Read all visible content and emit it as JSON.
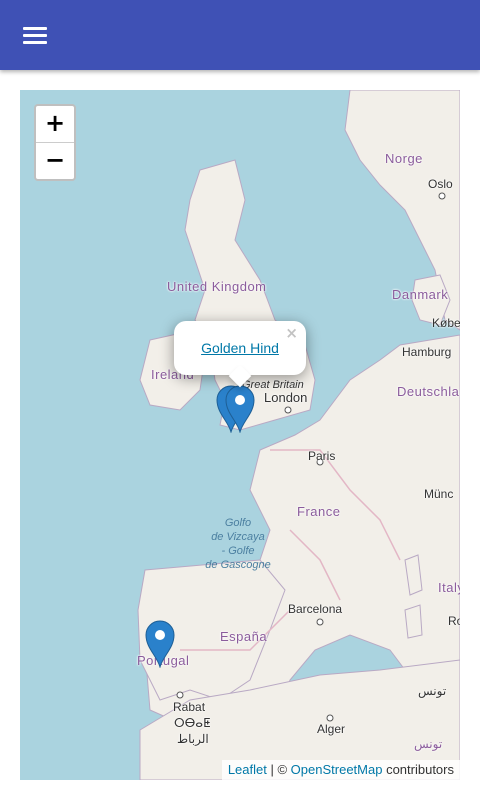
{
  "appbar": {
    "color": "#3f51b5",
    "menu_icon": "hamburger-menu-icon"
  },
  "map": {
    "zoom_in_label": "+",
    "zoom_out_label": "−",
    "labels": {
      "norge": "Norge",
      "oslo": "Oslo",
      "uk": "United Kingdom",
      "danmark": "Danmark",
      "kobenhavn": "Købe",
      "hamburg": "Hamburg",
      "ireland": "Ireland",
      "great_britain": "Great Britain",
      "london": "London",
      "deutschland": "Deutschla",
      "paris": "Paris",
      "munchen": "Münc",
      "france": "France",
      "golfo1": "Golfo",
      "golfo2": "de Vizcaya",
      "golfo3": "- Golfe",
      "golfo4": "de Gascogne",
      "italia": "Italy",
      "rome": "Ro",
      "barcelona": "Barcelona",
      "espana": "España",
      "portugal": "Portugal",
      "tunis": "تونس",
      "alger": "Alger",
      "tunisia": "تونس",
      "rabat": "Rabat",
      "rabat_tifinagh": "ⵔⴱⴰⵟ",
      "rabat_arabic": "الرباط"
    },
    "popup": {
      "link_text": "Golden Hind",
      "close_label": "×"
    },
    "markers": [
      "marker-cornwall-a",
      "marker-cornwall-b",
      "marker-portugal"
    ],
    "attribution": {
      "leaflet": "Leaflet",
      "sep": " | © ",
      "osm": "OpenStreetMap",
      "suffix": " contributors"
    },
    "colors": {
      "water": "#aad3df",
      "land": "#f2efe9",
      "marker": "#2a81cb",
      "link": "#0078a8"
    }
  }
}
:::
**Exercise prompt:** Set down the material above as is, without any pictures.

**Completed task:**
Read all visible content and emit it as JSON.
{
  "appbar": {
    "color": "#3f51b5",
    "menu_icon": "hamburger-menu-icon"
  },
  "map": {
    "zoom_in_label": "+",
    "zoom_out_label": "−",
    "labels": {
      "norge": "Norge",
      "oslo": "Oslo",
      "uk": "United Kingdom",
      "danmark": "Danmark",
      "kobenhavn": "Købe",
      "hamburg": "Hamburg",
      "ireland": "Ireland",
      "great_britain": "Great Britain",
      "london": "London",
      "deutschland": "Deutschla",
      "paris": "Paris",
      "munchen": "Münc",
      "france": "France",
      "golfo1": "Golfo",
      "golfo2": "de Vizcaya",
      "golfo3": "- Golfe",
      "golfo4": "de Gascogne",
      "italia": "Italy",
      "rome": "Ro",
      "barcelona": "Barcelona",
      "espana": "España",
      "portugal": "Portugal",
      "tunis": "تونس",
      "alger": "Alger",
      "tunisia": "تونس",
      "rabat": "Rabat",
      "rabat_tifinagh": "ⵔⴱⴰⵟ",
      "rabat_arabic": "الرباط"
    },
    "popup": {
      "link_text": "Golden Hind",
      "close_label": "×"
    },
    "markers": [
      "marker-cornwall-a",
      "marker-cornwall-b",
      "marker-portugal"
    ],
    "attribution": {
      "leaflet": "Leaflet",
      "sep": " | © ",
      "osm": "OpenStreetMap",
      "suffix": " contributors"
    },
    "colors": {
      "water": "#aad3df",
      "land": "#f2efe9",
      "marker": "#2a81cb",
      "link": "#0078a8"
    }
  }
}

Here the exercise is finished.